Return the whole listing exactly as it stands.

:: DATA EXTRACT ::

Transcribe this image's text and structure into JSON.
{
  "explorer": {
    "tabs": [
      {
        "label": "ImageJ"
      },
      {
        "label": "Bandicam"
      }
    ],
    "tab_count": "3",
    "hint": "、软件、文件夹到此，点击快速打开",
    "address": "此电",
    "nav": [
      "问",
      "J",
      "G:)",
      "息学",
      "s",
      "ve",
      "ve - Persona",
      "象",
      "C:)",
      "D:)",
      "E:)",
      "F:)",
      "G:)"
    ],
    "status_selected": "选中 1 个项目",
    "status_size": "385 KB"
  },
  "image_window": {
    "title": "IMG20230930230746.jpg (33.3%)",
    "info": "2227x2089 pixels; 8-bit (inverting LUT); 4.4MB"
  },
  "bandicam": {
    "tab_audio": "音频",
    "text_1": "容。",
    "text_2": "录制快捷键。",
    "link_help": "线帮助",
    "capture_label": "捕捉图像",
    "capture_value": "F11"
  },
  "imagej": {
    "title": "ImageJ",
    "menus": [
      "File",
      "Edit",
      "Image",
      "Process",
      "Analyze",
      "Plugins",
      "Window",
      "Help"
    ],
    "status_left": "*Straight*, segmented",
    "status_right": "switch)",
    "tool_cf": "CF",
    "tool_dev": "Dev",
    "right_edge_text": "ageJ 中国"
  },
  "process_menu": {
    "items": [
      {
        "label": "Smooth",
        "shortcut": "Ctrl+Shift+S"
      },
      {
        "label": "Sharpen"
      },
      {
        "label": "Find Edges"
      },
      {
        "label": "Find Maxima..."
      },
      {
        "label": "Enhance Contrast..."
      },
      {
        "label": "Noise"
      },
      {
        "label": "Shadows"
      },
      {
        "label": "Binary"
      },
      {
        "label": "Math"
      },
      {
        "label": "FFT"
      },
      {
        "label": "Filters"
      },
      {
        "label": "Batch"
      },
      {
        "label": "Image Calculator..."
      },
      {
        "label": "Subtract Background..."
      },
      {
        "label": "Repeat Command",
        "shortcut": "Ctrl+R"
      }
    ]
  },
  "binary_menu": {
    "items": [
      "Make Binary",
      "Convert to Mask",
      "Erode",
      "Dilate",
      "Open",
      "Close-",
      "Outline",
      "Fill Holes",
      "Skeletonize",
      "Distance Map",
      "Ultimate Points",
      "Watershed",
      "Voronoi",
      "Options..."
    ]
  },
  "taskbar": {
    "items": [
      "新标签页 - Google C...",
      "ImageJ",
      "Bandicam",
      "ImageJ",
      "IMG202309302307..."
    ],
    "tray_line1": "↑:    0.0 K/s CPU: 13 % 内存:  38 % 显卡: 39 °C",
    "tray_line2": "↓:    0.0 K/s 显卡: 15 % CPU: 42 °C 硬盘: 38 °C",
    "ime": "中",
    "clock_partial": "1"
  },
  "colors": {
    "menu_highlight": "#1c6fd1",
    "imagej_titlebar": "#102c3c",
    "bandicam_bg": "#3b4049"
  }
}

:::

* **ANSWER FOR THE TASK**:
Transcribe this image's text and structure into JSON.
{
  "explorer": {
    "tabs": [
      {
        "label": "ImageJ"
      },
      {
        "label": "Bandicam"
      }
    ],
    "tab_count": "3",
    "hint": "、软件、文件夹到此，点击快速打开",
    "address": "此电",
    "nav": [
      "问",
      "J",
      "G:)",
      "息学",
      "s",
      "ve",
      "ve - Persona",
      "象",
      "C:)",
      "D:)",
      "E:)",
      "F:)",
      "G:)"
    ],
    "status_selected": "选中 1 个项目",
    "status_size": "385 KB"
  },
  "image_window": {
    "title": "IMG20230930230746.jpg (33.3%)",
    "info": "2227x2089 pixels; 8-bit (inverting LUT); 4.4MB"
  },
  "bandicam": {
    "tab_audio": "音频",
    "text_1": "容。",
    "text_2": "录制快捷键。",
    "link_help": "线帮助",
    "capture_label": "捕捉图像",
    "capture_value": "F11"
  },
  "imagej": {
    "title": "ImageJ",
    "menus": [
      "File",
      "Edit",
      "Image",
      "Process",
      "Analyze",
      "Plugins",
      "Window",
      "Help"
    ],
    "status_left": "*Straight*, segmented",
    "status_right": "switch)",
    "tool_cf": "CF",
    "tool_dev": "Dev",
    "right_edge_text": "ageJ 中国"
  },
  "process_menu": {
    "items": [
      {
        "label": "Smooth",
        "shortcut": "Ctrl+Shift+S"
      },
      {
        "label": "Sharpen"
      },
      {
        "label": "Find Edges"
      },
      {
        "label": "Find Maxima..."
      },
      {
        "label": "Enhance Contrast..."
      },
      {
        "label": "Noise"
      },
      {
        "label": "Shadows"
      },
      {
        "label": "Binary"
      },
      {
        "label": "Math"
      },
      {
        "label": "FFT"
      },
      {
        "label": "Filters"
      },
      {
        "label": "Batch"
      },
      {
        "label": "Image Calculator..."
      },
      {
        "label": "Subtract Background..."
      },
      {
        "label": "Repeat Command",
        "shortcut": "Ctrl+R"
      }
    ]
  },
  "binary_menu": {
    "items": [
      "Make Binary",
      "Convert to Mask",
      "Erode",
      "Dilate",
      "Open",
      "Close-",
      "Outline",
      "Fill Holes",
      "Skeletonize",
      "Distance Map",
      "Ultimate Points",
      "Watershed",
      "Voronoi",
      "Options..."
    ]
  },
  "taskbar": {
    "items": [
      "新标签页 - Google C...",
      "ImageJ",
      "Bandicam",
      "ImageJ",
      "IMG202309302307..."
    ],
    "tray_line1": "↑:    0.0 K/s CPU: 13 % 内存:  38 % 显卡: 39 °C",
    "tray_line2": "↓:    0.0 K/s 显卡: 15 % CPU: 42 °C 硬盘: 38 °C",
    "ime": "中",
    "clock_partial": "1"
  },
  "colors": {
    "menu_highlight": "#1c6fd1",
    "imagej_titlebar": "#102c3c",
    "bandicam_bg": "#3b4049"
  }
}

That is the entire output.